Exercise —
In the data below, restate exactly the lines from the one with "Convert this chart" to the final line, both included, but not the pictures.

Records provided —
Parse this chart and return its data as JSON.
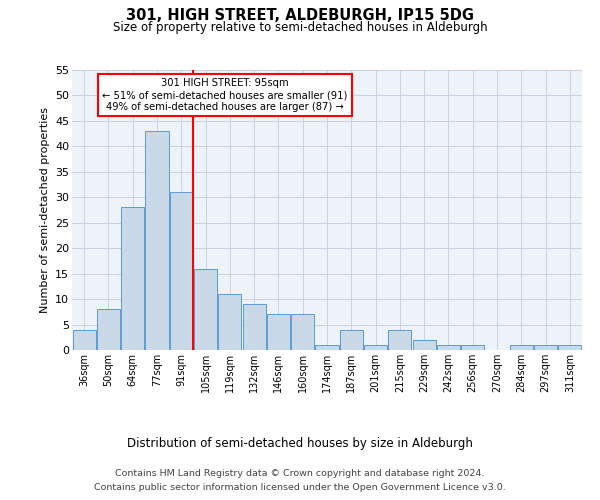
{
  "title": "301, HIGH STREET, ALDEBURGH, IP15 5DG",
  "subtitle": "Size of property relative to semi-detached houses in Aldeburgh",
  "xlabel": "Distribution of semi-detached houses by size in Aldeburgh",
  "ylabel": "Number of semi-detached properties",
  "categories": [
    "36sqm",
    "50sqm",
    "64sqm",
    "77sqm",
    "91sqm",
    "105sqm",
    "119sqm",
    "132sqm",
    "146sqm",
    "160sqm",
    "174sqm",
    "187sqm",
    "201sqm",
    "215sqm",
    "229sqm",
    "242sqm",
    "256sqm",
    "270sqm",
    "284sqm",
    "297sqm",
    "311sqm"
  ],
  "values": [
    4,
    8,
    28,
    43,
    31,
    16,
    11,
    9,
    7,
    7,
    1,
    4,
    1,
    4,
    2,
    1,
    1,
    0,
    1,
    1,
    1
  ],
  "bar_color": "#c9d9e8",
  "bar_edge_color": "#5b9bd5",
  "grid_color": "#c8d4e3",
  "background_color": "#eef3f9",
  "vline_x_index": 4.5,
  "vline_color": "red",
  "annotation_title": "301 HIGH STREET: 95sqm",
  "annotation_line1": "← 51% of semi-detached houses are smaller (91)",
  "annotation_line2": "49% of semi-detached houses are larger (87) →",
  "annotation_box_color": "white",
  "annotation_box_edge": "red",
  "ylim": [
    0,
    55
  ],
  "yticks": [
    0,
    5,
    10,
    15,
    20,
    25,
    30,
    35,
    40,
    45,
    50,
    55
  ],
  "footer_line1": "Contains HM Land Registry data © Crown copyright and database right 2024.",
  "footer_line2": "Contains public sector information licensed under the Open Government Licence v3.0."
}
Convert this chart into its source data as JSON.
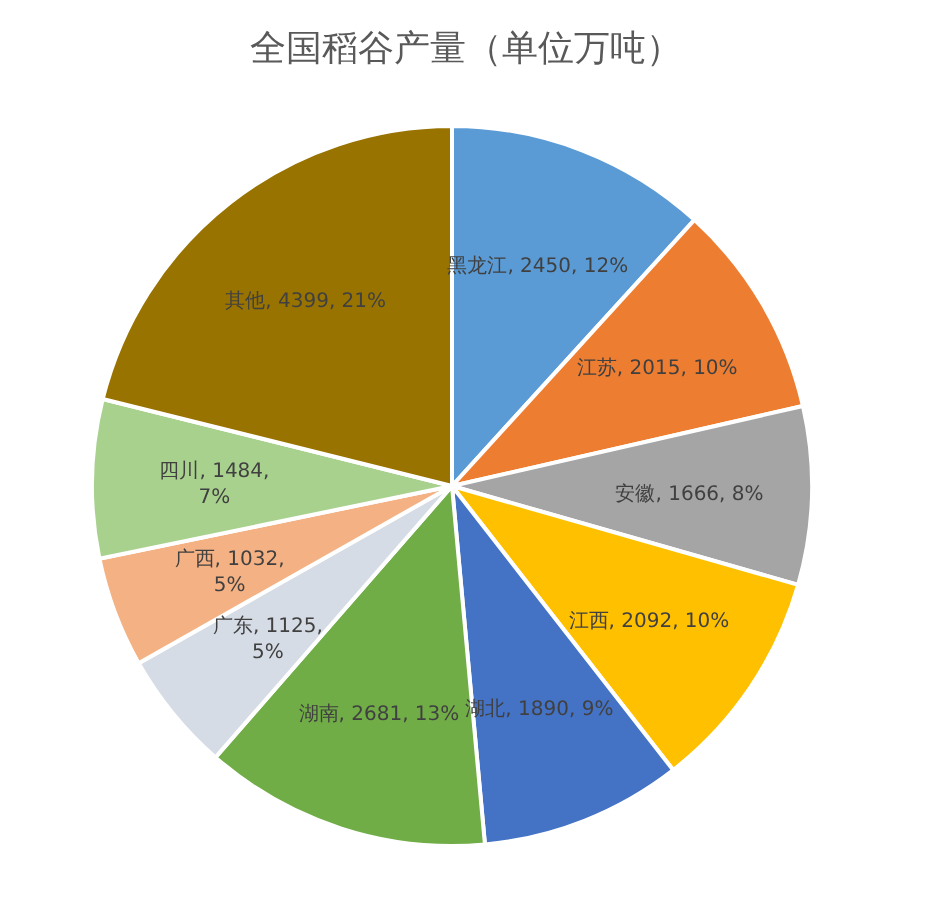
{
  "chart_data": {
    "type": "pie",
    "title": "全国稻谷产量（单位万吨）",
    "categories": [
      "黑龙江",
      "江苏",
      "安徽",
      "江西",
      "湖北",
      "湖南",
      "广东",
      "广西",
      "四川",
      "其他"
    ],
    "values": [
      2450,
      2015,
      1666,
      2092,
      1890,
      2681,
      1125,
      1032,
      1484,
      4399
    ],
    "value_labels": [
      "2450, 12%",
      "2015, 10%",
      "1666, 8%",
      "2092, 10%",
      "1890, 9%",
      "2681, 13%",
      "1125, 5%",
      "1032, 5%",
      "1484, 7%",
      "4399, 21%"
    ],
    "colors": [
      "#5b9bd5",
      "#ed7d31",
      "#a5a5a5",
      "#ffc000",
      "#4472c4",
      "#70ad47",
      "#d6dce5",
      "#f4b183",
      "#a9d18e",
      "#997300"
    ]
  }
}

Solution —
Convert this chart into its source data as JSON.
{
  "chart_data": {
    "type": "pie",
    "title": "全国稻谷产量（单位万吨）",
    "categories": [
      "黑龙江",
      "江苏",
      "安徽",
      "江西",
      "湖北",
      "湖南",
      "广东",
      "广西",
      "四川",
      "其他"
    ],
    "values": [
      2450,
      2015,
      1666,
      2092,
      1890,
      2681,
      1125,
      1032,
      1484,
      4399
    ],
    "value_labels": [
      "2450, 12%",
      "2015, 10%",
      "1666, 8%",
      "2092, 10%",
      "1890, 9%",
      "2681, 13%",
      "1125, 5%",
      "1032, 5%",
      "1484, 7%",
      "4399, 21%"
    ],
    "colors": [
      "#5b9bd5",
      "#ed7d31",
      "#a5a5a5",
      "#ffc000",
      "#4472c4",
      "#70ad47",
      "#d6dce5",
      "#f4b183",
      "#a9d18e",
      "#997300"
    ]
  }
}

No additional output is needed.